--- start ---
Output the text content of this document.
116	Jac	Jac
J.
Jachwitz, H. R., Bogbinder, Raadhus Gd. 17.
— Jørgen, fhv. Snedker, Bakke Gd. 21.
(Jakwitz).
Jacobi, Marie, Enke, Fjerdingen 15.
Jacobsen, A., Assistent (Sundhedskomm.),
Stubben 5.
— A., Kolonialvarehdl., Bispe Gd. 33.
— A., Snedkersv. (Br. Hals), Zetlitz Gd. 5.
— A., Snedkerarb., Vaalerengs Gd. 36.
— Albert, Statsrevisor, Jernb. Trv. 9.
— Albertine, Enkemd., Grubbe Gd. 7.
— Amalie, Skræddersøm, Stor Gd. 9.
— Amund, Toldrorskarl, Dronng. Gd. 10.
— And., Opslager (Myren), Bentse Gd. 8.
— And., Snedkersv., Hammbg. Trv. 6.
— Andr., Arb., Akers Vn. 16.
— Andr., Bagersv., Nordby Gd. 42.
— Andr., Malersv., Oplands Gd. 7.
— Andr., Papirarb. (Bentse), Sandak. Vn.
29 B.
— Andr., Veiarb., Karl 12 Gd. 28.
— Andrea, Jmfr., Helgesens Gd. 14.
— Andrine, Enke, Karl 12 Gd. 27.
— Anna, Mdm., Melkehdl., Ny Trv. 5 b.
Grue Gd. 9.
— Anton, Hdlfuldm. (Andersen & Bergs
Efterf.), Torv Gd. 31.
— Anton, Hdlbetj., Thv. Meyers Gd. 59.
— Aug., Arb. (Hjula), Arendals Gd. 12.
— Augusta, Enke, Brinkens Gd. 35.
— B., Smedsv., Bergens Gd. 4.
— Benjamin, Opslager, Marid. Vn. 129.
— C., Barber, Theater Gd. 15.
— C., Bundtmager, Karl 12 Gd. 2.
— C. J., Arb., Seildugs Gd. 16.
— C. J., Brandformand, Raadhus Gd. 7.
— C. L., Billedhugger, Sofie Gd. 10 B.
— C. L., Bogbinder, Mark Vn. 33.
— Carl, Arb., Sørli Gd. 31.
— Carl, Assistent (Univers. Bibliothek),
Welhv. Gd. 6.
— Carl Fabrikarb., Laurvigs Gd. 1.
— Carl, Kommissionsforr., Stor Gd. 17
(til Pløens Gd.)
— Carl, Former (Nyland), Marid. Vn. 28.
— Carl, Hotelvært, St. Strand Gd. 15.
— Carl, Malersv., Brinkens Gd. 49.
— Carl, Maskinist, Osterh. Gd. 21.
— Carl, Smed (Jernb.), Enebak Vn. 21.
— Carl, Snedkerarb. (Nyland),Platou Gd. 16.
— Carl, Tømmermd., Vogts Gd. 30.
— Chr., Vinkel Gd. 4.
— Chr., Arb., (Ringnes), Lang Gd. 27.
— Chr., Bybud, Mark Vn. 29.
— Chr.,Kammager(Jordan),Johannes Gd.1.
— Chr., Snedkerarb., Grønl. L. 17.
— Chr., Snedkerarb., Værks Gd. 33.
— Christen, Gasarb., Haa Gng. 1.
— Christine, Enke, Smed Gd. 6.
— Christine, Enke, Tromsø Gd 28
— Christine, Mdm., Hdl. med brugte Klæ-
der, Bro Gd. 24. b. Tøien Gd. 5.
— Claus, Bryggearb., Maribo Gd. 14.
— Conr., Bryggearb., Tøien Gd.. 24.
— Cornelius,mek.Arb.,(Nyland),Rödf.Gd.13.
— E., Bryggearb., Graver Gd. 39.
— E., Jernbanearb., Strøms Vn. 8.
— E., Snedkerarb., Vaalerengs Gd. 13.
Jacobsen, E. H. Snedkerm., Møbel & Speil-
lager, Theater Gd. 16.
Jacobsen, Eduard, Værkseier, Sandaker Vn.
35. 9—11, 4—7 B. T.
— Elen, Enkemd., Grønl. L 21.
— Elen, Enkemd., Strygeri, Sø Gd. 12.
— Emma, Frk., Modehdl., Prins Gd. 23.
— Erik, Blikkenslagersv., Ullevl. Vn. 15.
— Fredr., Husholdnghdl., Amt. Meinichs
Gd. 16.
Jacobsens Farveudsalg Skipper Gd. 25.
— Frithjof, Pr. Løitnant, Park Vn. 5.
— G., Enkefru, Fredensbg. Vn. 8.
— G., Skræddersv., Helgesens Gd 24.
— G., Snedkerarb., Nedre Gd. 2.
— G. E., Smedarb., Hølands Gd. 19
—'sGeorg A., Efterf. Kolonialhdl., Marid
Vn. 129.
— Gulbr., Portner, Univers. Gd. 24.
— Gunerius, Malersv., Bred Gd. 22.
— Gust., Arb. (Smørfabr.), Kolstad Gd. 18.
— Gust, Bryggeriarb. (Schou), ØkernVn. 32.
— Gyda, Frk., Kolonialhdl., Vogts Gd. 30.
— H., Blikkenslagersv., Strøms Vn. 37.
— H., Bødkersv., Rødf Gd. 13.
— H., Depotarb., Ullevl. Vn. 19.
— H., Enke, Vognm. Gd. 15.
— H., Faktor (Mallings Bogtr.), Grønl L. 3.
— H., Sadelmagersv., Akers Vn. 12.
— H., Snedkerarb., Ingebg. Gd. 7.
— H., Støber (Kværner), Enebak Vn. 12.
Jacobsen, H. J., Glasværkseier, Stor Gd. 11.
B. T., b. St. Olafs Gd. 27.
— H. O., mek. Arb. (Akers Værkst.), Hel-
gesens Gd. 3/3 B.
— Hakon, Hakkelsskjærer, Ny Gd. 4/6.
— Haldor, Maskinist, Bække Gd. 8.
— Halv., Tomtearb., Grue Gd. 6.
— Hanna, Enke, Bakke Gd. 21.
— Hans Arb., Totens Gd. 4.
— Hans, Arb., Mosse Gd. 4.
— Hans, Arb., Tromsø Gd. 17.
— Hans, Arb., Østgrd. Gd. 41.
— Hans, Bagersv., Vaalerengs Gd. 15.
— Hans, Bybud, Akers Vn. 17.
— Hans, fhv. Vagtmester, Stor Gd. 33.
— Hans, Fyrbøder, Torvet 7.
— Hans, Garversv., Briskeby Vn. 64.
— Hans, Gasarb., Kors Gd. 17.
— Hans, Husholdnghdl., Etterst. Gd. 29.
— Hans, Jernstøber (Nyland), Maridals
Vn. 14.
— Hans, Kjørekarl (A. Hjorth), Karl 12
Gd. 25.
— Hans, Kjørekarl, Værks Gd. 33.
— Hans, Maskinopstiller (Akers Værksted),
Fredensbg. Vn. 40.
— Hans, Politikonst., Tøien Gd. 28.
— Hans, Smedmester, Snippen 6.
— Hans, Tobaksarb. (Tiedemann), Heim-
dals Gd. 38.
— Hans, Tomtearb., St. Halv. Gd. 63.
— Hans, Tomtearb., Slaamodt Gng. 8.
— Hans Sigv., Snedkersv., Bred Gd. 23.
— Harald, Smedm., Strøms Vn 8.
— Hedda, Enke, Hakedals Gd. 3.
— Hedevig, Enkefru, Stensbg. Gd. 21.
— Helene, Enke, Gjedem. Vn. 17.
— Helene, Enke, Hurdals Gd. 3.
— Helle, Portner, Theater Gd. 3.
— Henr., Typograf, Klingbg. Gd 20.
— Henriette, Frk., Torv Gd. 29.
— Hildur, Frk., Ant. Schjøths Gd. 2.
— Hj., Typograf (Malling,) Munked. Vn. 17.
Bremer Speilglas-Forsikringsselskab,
--- end ---
EXERCISE: Go through the entries and repeat each one exactly.

CORRECT RESPONSE:
Output the text content of this document.
116	Jac	Jac
J.
Jachwitz, H. R., Bogbinder, Raadhus Gd. 17.
— Jørgen, fhv. Snedker, Bakke Gd. 21.
(Jakwitz).
Jacobi, Marie, Enke, Fjerdingen 15.
Jacobsen, A., Assistent (Sundhedskomm.),
Stubben 5.
— A., Kolonialvarehdl., Bispe Gd. 33.
— A., Snedkersv. (Br. Hals), Zetlitz Gd. 5.
— A., Snedkerarb., Vaalerengs Gd. 36.
— Albert, Statsrevisor, Jernb. Trv. 9.
— Albertine, Enkemd., Grubbe Gd. 7.
— Amalie, Skræddersøm, Stor Gd. 9.
— Amund, Toldrorskarl, Dronng. Gd. 10.
— And., Opslager (Myren), Bentse Gd. 8.
— And., Snedkersv., Hammbg. Trv. 6.
— Andr., Arb., Akers Vn. 16.
— Andr., Bagersv., Nordby Gd. 42.
— Andr., Malersv., Oplands Gd. 7.
— Andr., Papirarb. (Bentse), Sandak. Vn.
29 B.
— Andr., Veiarb., Karl 12 Gd. 28.
— Andrea, Jmfr., Helgesens Gd. 14.
— Andrine, Enke, Karl 12 Gd. 27.
— Anna, Mdm., Melkehdl., Ny Trv. 5 b.
Grue Gd. 9.
— Anton, Hdlfuldm. (Andersen & Bergs
Efterf.), Torv Gd. 31.
— Anton, Hdlbetj., Thv. Meyers Gd. 59.
— Aug., Arb. (Hjula), Arendals Gd. 12.
— Augusta, Enke, Brinkens Gd. 35.
— B., Smedsv., Bergens Gd. 4.
— Benjamin, Opslager, Marid. Vn. 129.
— C., Barber, Theater Gd. 15.
— C., Bundtmager, Karl 12 Gd. 2.
— C. J., Arb., Seildugs Gd. 16.
— C. J., Brandformand, Raadhus Gd. 7.
— C. L., Billedhugger, Sofie Gd. 10 B.
— C. L., Bogbinder, Mark Vn. 33.
— Carl, Arb., Sørli Gd. 31.
— Carl, Assistent (Univers. Bibliothek),
Welhv. Gd. 6.
— Carl Fabrikarb., Laurvigs Gd. 1.
— Carl, Kommissionsforr., Stor Gd. 17
(til Pløens Gd.)
— Carl, Former (Nyland), Marid. Vn. 28.
— Carl, Hotelvært, St. Strand Gd. 15.
— Carl, Malersv., Brinkens Gd. 49.
— Carl, Maskinist, Osterh. Gd. 21.
— Carl, Smed (Jernb.), Enebak Vn. 21.
— Carl, Snedkerarb. (Nyland),Platou Gd. 16.
— Carl, Tømmermd., Vogts Gd. 30.
— Chr., Vinkel Gd. 4.
— Chr., Arb., (Ringnes), Lang Gd. 27.
— Chr., Bybud, Mark Vn. 29.
— Chr.,Kammager(Jordan),Johannes Gd.1.
— Chr., Snedkerarb., Grønl. L. 17.
— Chr., Snedkerarb., Værks Gd. 33.
— Christen, Gasarb., Haa Gng. 1.
— Christine, Enke, Smed Gd. 6.
— Christine, Enke, Tromsø Gd 28
— Christine, Mdm., Hdl. med brugte Klæ-
der, Bro Gd. 24. b. Tøien Gd. 5.
— Claus, Bryggearb., Maribo Gd. 14.
— Conr., Bryggearb., Tøien Gd.. 24.
— Cornelius,mek.Arb.,(Nyland),Rödf.Gd.13.
— E., Bryggearb., Graver Gd. 39.
— E., Jernbanearb., Strøms Vn. 8.
— E., Snedkerarb., Vaalerengs Gd. 13.
Jacobsen, E. H. Snedkerm., Møbel & Speil-
lager, Theater Gd. 16.
Jacobsen, Eduard, Værkseier, Sandaker Vn.
35. 9—11, 4—7 B. T.
— Elen, Enkemd., Grønl. L 21.
— Elen, Enkemd., Strygeri, Sø Gd. 12.
— Emma, Frk., Modehdl., Prins Gd. 23.
— Erik, Blikkenslagersv., Ullevl. Vn. 15.
— Fredr., Husholdnghdl., Amt. Meinichs
Gd. 16.
Jacobsens Farveudsalg Skipper Gd. 25.
— Frithjof, Pr. Løitnant, Park Vn. 5.
— G., Enkefru, Fredensbg. Vn. 8.
— G., Skræddersv., Helgesens Gd 24.
— G., Snedkerarb., Nedre Gd. 2.
— G. E., Smedarb., Hølands Gd. 19
—'sGeorg A., Efterf. Kolonialhdl., Marid
Vn. 129.
— Gulbr., Portner, Univers. Gd. 24.
— Gunerius, Malersv., Bred Gd. 22.
— Gust., Arb. (Smørfabr.), Kolstad Gd. 18.
— Gust, Bryggeriarb. (Schou), ØkernVn. 32.
— Gyda, Frk., Kolonialhdl., Vogts Gd. 30.
— H., Blikkenslagersv., Strøms Vn. 37.
— H., Bødkersv., Rødf Gd. 13.
— H., Depotarb., Ullevl. Vn. 19.
— H., Enke, Vognm. Gd. 15.
— H., Faktor (Mallings Bogtr.), Grønl L. 3.
— H., Sadelmagersv., Akers Vn. 12.
— H., Snedkerarb., Ingebg. Gd. 7.
— H., Støber (Kværner), Enebak Vn. 12.
Jacobsen, H. J., Glasværkseier, Stor Gd. 11.
B. T., b. St. Olafs Gd. 27.
— H. O., mek. Arb. (Akers Værkst.), Hel-
gesens Gd. 3/3 B.
— Hakon, Hakkelsskjærer, Ny Gd. 4/6.
— Haldor, Maskinist, Bække Gd. 8.
— Halv., Tomtearb., Grue Gd. 6.
— Hanna, Enke, Bakke Gd. 21.
— Hans Arb., Totens Gd. 4.
— Hans, Arb., Mosse Gd. 4.
— Hans, Arb., Tromsø Gd. 17.
— Hans, Arb., Østgrd. Gd. 41.
— Hans, Bagersv., Vaalerengs Gd. 15.
— Hans, Bybud, Akers Vn. 17.
— Hans, fhv. Vagtmester, Stor Gd. 33.
— Hans, Fyrbøder, Torvet 7.
— Hans, Garversv., Briskeby Vn. 64.
— Hans, Gasarb., Kors Gd. 17.
— Hans, Husholdnghdl., Etterst. Gd. 29.
— Hans, Jernstøber (Nyland), Maridals
Vn. 14.
— Hans, Kjørekarl (A. Hjorth), Karl 12
Gd. 25.
— Hans, Kjørekarl, Værks Gd. 33.
— Hans, Maskinopstiller (Akers Værksted),
Fredensbg. Vn. 40.
— Hans, Politikonst., Tøien Gd. 28.
— Hans, Smedmester, Snippen 6.
— Hans, Tobaksarb. (Tiedemann), Heim-
dals Gd. 38.
— Hans, Tomtearb., St. Halv. Gd. 63.
— Hans, Tomtearb., Slaamodt Gng. 8.
— Hans Sigv., Snedkersv., Bred Gd. 23.
— Harald, Smedm., Strøms Vn 8.
— Hedda, Enke, Hakedals Gd. 3.
— Hedevig, Enkefru, Stensbg. Gd. 21.
— Helene, Enke, Gjedem. Vn. 17.
— Helene, Enke, Hurdals Gd. 3.
— Helle, Portner, Theater Gd. 3.
— Henr., Typograf, Klingbg. Gd 20.
— Henriette, Frk., Torv Gd. 29.
— Hildur, Frk., Ant. Schjøths Gd. 2.
— Hj., Typograf (Malling,) Munked. Vn. 17.
Bremer Speilglas-Forsikringsselskab,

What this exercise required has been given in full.